Provided information:
>>>>

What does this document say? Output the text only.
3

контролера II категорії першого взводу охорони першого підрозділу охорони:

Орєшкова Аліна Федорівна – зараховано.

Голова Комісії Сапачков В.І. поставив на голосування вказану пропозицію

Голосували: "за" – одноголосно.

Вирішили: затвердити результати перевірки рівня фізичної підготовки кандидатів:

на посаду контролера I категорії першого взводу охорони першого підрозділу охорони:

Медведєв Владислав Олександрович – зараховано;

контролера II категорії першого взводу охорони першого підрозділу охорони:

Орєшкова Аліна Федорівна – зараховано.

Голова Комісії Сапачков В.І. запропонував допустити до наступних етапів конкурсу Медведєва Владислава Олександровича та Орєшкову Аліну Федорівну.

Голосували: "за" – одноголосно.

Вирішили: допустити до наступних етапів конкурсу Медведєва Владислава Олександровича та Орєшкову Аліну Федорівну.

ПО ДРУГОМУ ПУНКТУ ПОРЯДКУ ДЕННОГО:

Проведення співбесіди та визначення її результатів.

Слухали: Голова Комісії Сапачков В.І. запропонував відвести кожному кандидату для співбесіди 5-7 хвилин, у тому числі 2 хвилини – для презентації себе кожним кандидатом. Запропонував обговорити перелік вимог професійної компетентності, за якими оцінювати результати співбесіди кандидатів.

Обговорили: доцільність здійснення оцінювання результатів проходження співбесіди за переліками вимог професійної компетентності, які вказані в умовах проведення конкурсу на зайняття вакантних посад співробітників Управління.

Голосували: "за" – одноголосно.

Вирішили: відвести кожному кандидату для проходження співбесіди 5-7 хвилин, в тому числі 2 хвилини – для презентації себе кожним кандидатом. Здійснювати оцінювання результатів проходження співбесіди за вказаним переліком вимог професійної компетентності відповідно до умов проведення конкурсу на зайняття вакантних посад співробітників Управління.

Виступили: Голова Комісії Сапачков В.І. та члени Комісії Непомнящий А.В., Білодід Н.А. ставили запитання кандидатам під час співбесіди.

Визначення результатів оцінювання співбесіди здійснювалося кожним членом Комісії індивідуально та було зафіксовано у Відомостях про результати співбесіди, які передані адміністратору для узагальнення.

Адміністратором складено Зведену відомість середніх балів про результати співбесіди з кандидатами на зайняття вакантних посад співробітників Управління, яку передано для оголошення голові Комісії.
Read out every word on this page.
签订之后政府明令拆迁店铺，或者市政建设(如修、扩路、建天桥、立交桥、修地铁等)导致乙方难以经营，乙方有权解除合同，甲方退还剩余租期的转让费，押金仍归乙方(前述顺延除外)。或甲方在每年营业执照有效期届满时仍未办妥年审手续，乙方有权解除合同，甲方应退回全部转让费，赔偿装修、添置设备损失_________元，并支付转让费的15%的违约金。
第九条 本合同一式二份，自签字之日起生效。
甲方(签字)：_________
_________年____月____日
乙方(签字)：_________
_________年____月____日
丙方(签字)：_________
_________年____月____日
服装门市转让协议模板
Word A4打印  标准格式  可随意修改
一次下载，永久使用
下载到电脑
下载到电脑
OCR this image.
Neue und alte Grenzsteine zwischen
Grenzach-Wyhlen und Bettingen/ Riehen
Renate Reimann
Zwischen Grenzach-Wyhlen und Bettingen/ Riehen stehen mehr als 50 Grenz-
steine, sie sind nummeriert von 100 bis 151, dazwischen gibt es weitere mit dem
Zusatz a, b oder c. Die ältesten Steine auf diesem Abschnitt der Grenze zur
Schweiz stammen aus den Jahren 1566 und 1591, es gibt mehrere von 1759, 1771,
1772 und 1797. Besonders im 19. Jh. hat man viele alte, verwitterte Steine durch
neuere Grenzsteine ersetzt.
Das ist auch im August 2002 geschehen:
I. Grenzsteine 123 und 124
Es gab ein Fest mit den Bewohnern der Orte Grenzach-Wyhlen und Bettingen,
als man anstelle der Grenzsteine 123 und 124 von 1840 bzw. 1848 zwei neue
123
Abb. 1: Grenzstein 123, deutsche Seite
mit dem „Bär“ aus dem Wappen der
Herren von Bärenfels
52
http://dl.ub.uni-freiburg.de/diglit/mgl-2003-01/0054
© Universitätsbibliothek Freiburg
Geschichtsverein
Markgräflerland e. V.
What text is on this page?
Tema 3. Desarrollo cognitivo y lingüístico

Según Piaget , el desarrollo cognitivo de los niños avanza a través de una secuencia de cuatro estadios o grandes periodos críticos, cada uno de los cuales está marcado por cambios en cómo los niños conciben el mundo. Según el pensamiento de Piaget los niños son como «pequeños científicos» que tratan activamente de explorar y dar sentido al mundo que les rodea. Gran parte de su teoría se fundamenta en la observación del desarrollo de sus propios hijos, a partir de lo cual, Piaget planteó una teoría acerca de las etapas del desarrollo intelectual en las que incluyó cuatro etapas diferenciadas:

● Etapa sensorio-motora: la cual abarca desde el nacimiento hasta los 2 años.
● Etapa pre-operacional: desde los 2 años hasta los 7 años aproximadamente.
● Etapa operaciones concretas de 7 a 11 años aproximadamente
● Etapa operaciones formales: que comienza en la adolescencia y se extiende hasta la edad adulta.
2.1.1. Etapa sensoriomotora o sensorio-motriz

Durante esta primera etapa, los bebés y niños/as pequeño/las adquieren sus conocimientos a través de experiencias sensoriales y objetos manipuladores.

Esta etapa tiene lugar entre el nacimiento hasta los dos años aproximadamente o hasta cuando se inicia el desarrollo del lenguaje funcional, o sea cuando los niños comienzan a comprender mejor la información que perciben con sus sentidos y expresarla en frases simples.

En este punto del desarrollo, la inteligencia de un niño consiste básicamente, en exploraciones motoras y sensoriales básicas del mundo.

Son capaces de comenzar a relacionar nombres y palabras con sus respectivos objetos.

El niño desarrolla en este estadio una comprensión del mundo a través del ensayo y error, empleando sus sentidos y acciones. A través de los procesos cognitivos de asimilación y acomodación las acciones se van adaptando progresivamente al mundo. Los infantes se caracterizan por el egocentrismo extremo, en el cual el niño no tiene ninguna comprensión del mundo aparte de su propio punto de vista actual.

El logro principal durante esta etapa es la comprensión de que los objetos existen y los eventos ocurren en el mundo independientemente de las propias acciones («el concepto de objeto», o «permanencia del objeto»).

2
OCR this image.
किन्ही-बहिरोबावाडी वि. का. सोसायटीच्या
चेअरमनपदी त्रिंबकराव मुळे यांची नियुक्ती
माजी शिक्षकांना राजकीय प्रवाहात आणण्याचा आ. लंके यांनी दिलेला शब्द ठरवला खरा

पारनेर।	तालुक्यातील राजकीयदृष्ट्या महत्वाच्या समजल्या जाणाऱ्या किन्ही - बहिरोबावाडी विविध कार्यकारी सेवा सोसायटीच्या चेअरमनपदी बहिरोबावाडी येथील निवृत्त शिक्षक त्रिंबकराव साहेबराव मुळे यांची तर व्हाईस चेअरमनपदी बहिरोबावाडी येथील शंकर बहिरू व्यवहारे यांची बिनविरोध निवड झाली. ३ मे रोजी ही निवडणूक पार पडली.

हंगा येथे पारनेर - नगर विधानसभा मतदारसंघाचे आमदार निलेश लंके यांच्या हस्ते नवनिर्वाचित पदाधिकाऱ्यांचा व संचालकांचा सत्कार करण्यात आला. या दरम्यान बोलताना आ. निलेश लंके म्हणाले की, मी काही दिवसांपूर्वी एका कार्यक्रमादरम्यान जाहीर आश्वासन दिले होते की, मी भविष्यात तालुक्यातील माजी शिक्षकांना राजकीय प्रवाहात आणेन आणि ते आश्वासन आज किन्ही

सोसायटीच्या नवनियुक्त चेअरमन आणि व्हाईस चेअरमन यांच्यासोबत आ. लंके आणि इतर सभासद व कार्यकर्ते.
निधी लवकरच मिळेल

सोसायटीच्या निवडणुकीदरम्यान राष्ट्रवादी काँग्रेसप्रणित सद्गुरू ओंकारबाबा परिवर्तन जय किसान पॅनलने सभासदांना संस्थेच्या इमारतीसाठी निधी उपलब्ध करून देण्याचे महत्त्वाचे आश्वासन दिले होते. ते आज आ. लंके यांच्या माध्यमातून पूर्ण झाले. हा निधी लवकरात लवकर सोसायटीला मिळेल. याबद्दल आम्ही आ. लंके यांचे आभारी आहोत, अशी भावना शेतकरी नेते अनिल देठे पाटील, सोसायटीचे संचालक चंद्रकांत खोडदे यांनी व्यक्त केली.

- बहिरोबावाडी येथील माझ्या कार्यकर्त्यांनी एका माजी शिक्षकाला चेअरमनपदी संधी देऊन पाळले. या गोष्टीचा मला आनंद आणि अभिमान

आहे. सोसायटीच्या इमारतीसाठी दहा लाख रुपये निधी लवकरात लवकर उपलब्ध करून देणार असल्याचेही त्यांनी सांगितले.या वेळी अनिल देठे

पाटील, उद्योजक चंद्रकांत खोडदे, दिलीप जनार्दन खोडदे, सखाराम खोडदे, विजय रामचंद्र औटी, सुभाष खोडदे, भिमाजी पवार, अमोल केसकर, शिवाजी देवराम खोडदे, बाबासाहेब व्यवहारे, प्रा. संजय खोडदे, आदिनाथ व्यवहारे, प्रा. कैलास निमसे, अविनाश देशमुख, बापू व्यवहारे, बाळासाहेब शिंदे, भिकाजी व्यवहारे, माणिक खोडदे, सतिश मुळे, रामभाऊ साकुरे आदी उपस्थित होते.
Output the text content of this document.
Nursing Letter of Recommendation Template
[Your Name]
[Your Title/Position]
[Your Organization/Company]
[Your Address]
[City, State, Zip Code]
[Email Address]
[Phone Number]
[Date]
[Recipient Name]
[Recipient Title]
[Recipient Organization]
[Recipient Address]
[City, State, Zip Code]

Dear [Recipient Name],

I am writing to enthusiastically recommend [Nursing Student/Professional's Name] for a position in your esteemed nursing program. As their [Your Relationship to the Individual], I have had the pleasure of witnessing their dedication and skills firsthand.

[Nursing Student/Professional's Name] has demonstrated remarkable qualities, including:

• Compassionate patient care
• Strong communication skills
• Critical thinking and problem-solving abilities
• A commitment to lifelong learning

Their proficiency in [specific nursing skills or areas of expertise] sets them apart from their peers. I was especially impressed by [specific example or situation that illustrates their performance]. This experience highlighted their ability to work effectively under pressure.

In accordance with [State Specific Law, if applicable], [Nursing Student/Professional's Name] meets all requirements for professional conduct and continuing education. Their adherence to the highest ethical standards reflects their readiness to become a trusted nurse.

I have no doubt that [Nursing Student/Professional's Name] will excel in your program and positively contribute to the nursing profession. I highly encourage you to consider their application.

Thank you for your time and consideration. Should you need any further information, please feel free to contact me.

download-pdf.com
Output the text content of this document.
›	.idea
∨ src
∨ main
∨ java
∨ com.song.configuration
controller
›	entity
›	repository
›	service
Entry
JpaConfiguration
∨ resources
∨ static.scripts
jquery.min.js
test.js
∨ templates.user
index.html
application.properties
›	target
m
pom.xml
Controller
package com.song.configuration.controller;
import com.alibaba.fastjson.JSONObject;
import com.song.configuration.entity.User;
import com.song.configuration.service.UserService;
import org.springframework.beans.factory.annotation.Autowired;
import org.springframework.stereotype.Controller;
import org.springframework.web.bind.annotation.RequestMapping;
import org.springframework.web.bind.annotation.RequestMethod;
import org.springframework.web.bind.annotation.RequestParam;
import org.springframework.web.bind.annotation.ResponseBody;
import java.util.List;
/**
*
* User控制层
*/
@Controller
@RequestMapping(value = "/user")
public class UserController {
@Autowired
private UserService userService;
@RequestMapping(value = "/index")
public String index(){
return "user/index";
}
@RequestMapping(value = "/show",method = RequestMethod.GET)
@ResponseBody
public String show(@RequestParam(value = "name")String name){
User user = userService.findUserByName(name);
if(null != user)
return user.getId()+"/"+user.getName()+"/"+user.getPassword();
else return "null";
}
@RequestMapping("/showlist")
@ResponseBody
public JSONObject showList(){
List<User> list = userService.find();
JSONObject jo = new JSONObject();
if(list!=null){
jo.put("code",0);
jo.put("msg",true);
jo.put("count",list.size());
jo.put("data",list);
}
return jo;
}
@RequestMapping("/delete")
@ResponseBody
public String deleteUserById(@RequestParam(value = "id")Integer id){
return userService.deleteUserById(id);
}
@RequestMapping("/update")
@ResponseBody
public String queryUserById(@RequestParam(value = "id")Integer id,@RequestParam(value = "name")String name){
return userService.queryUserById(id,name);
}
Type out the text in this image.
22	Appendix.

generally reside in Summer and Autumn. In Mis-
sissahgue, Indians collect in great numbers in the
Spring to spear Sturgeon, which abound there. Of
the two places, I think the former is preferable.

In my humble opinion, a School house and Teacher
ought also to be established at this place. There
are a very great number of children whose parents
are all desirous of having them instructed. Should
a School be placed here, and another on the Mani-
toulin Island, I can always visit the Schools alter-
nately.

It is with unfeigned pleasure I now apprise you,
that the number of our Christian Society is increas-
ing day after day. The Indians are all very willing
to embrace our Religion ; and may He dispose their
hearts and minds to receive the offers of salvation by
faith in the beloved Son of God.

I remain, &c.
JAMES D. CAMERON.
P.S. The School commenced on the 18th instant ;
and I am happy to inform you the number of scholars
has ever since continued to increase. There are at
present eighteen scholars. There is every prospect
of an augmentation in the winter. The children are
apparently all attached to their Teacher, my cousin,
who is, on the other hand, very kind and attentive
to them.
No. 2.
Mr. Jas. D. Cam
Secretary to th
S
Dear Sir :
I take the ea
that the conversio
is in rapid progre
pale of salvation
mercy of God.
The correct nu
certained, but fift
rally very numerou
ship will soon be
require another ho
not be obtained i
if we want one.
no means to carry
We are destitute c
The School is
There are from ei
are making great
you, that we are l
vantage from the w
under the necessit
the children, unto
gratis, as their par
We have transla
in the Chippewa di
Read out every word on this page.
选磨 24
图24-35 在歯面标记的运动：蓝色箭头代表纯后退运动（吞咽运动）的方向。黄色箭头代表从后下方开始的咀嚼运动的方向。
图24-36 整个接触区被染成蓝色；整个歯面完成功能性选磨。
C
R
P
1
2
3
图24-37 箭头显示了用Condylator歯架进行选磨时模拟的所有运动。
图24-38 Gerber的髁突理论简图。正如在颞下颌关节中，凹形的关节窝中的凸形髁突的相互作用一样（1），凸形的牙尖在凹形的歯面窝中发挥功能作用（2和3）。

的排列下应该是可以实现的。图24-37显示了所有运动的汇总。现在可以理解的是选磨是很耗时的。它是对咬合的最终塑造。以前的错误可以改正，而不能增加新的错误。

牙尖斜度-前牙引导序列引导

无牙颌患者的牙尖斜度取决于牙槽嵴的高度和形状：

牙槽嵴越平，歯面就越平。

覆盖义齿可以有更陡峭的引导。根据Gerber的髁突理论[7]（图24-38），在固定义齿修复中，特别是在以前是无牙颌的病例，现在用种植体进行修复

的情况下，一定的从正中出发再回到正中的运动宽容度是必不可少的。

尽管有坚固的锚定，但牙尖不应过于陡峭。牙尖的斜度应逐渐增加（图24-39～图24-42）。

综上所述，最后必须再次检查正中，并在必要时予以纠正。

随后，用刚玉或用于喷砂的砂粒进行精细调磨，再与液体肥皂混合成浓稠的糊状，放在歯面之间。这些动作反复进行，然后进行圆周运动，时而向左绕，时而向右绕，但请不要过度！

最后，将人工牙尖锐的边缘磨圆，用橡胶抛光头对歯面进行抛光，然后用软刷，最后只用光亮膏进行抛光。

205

<<<<

Exercise brief:
Provide the number of lines containing the string "song", with no other output.

Response below:
4